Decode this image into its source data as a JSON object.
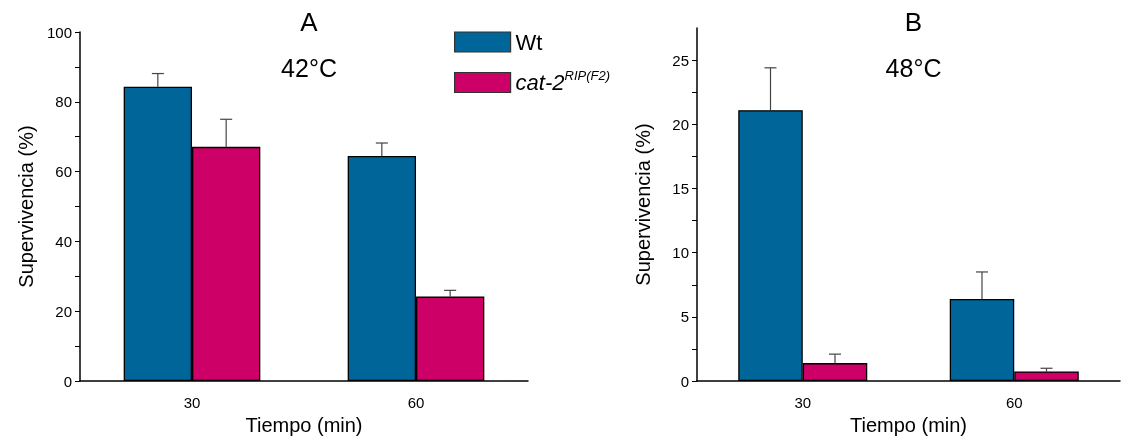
{
  "chart_data": [
    {
      "type": "bar",
      "title": "A",
      "subtitle": "42°C",
      "xlabel": "Tiempo (min)",
      "ylabel": "Supervivencia (%)",
      "categories": [
        "30",
        "60"
      ],
      "series": [
        {
          "name": "Wt",
          "color": "#006699",
          "values": [
            84.3,
            64.5
          ],
          "errors": [
            [
              84.3,
              88.1
            ],
            [
              64.5,
              68.2
            ]
          ]
        },
        {
          "name": "cat-2$^{RIP(F2)}$",
          "color": "#cc0066",
          "values": [
            67.1,
            24.2
          ],
          "errors": [
            [
              67.1,
              75.0
            ],
            [
              24.2,
              26.0
            ]
          ]
        }
      ],
      "ylim": [
        0,
        100
      ],
      "yticks": [
        0,
        {
          "value": 10,
          "label": null
        },
        20,
        {
          "value": 30,
          "label": null
        },
        40,
        {
          "value": 50,
          "label": null
        },
        60,
        {
          "value": 70,
          "label": null
        },
        80,
        {
          "value": 90,
          "label": null
        },
        100
      ],
      "grid": false,
      "legend": "top right"
    },
    {
      "type": "bar",
      "title": "B",
      "subtitle": "48°C",
      "xlabel": "Tiempo (min)",
      "ylabel": "Supervivencia (%)",
      "categories": [
        "30",
        "60"
      ],
      "series": [
        {
          "color": "#006699",
          "values": [
            21.1,
            6.4
          ],
          "errors": [
            [
              21.1,
              24.4
            ],
            [
              6.4,
              8.5
            ]
          ]
        },
        {
          "color": "#cc0066",
          "values": [
            1.4,
            0.75
          ],
          "errors": [
            [
              1.4,
              2.1
            ],
            [
              0.75,
              1.0
            ]
          ]
        }
      ],
      "ylim": [
        0,
        27.5
      ],
      "yticks": [
        0,
        {
          "value": 2.5,
          "label": null
        },
        5,
        {
          "value": 7.5,
          "label": null
        },
        10,
        {
          "value": 12.5,
          "label": null
        },
        15,
        {
          "value": 17.5,
          "label": null
        },
        20,
        {
          "value": 22.5,
          "label": null
        },
        25
      ],
      "grid": false,
      "legend": false
    }
  ]
}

EXERCISE DIRECTIONS> All of the entries above should be copied exactly, except for the pictures.

EXERCISE OUTPUT>
Decode this image into its source data as a JSON object.
{
  "chart_data": [
    {
      "type": "bar",
      "title": "A",
      "subtitle": "42°C",
      "xlabel": "Tiempo (min)",
      "ylabel": "Supervivencia (%)",
      "categories": [
        "30",
        "60"
      ],
      "series": [
        {
          "name": "Wt",
          "color": "#006699",
          "values": [
            84.3,
            64.5
          ],
          "errors": [
            [
              84.3,
              88.1
            ],
            [
              64.5,
              68.2
            ]
          ]
        },
        {
          "name": "cat-2$^{RIP(F2)}$",
          "color": "#cc0066",
          "values": [
            67.1,
            24.2
          ],
          "errors": [
            [
              67.1,
              75.0
            ],
            [
              24.2,
              26.0
            ]
          ]
        }
      ],
      "ylim": [
        0,
        100
      ],
      "yticks": [
        0,
        {
          "value": 10,
          "label": null
        },
        20,
        {
          "value": 30,
          "label": null
        },
        40,
        {
          "value": 50,
          "label": null
        },
        60,
        {
          "value": 70,
          "label": null
        },
        80,
        {
          "value": 90,
          "label": null
        },
        100
      ],
      "grid": false,
      "legend": "top right"
    },
    {
      "type": "bar",
      "title": "B",
      "subtitle": "48°C",
      "xlabel": "Tiempo (min)",
      "ylabel": "Supervivencia (%)",
      "categories": [
        "30",
        "60"
      ],
      "series": [
        {
          "color": "#006699",
          "values": [
            21.1,
            6.4
          ],
          "errors": [
            [
              21.1,
              24.4
            ],
            [
              6.4,
              8.5
            ]
          ]
        },
        {
          "color": "#cc0066",
          "values": [
            1.4,
            0.75
          ],
          "errors": [
            [
              1.4,
              2.1
            ],
            [
              0.75,
              1.0
            ]
          ]
        }
      ],
      "ylim": [
        0,
        27.5
      ],
      "yticks": [
        0,
        {
          "value": 2.5,
          "label": null
        },
        5,
        {
          "value": 7.5,
          "label": null
        },
        10,
        {
          "value": 12.5,
          "label": null
        },
        15,
        {
          "value": 17.5,
          "label": null
        },
        20,
        {
          "value": 22.5,
          "label": null
        },
        25
      ],
      "grid": false,
      "legend": false
    }
  ]
}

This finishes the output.